-- begin RECORDS FOR THE TASK --

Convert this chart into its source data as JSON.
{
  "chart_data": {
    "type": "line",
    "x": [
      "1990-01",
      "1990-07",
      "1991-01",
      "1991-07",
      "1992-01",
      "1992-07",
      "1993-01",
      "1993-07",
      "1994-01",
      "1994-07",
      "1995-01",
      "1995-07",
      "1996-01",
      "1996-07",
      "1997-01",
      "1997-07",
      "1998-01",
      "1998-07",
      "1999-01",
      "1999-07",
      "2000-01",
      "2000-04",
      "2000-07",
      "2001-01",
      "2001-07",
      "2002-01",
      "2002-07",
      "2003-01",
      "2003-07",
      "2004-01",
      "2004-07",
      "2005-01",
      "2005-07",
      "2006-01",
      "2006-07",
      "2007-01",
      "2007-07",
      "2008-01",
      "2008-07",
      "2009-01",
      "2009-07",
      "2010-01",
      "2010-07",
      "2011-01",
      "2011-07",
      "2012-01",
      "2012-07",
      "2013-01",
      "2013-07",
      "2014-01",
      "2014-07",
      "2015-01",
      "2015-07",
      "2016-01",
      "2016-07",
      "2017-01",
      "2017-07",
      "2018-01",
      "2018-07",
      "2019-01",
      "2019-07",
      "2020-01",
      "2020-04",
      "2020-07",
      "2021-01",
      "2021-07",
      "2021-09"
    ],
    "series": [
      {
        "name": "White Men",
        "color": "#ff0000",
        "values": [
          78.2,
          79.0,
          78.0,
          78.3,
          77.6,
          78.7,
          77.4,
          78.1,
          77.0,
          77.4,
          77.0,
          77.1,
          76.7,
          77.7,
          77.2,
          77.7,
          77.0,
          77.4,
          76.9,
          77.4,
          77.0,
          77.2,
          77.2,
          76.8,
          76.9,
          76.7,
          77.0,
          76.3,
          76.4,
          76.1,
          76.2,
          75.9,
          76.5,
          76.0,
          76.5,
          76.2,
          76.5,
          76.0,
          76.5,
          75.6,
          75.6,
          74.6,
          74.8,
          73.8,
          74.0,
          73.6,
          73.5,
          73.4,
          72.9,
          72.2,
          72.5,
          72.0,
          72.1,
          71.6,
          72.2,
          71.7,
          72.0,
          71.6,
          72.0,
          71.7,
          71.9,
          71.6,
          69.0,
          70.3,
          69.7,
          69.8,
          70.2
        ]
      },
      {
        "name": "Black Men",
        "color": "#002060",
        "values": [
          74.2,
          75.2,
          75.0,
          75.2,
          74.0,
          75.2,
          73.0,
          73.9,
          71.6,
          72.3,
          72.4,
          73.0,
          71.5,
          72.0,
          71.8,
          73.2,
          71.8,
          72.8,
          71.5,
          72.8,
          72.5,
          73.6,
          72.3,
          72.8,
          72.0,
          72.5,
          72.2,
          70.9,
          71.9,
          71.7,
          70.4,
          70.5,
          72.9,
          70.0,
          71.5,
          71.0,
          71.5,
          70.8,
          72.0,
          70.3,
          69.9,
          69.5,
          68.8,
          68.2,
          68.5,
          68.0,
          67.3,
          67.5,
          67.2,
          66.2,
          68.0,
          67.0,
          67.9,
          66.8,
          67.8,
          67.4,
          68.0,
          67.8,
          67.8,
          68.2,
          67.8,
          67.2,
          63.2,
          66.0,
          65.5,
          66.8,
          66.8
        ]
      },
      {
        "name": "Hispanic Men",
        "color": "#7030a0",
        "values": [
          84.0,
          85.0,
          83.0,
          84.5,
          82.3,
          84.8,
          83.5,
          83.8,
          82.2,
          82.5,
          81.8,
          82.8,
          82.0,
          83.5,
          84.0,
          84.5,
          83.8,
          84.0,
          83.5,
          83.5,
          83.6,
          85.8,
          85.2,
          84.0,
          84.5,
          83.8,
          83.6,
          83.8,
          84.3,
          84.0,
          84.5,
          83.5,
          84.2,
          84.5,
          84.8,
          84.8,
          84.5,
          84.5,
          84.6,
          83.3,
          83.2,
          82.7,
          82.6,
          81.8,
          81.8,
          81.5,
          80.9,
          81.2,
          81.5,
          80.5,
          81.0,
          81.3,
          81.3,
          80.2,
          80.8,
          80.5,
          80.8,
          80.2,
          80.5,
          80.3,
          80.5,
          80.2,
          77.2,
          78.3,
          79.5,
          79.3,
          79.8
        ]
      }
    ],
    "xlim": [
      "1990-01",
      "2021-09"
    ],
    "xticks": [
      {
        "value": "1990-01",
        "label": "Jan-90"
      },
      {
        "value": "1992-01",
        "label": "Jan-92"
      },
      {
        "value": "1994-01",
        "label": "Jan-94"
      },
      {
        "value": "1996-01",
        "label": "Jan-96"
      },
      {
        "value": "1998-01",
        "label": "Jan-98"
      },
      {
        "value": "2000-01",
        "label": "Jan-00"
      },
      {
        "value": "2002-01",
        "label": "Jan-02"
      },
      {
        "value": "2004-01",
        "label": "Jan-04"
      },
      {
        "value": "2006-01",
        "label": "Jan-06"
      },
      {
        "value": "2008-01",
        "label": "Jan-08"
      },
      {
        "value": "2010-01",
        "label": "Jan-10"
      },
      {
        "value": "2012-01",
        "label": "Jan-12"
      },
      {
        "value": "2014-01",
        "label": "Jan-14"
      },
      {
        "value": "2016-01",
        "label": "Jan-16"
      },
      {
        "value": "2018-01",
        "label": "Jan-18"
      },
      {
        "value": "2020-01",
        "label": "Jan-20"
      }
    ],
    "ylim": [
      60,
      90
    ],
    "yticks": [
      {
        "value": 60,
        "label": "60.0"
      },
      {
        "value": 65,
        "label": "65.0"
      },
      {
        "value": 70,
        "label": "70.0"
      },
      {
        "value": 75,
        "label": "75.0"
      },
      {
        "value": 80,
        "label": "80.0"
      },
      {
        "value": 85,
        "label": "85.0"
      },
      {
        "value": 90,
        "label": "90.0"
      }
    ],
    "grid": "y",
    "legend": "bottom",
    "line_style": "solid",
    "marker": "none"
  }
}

-- end RECORDS FOR THE TASK --

WHAT IS NEEDED
Figure out how many lines of the data above include "name", then give the number and nothing more.

RESPONSE TO THE TASK
3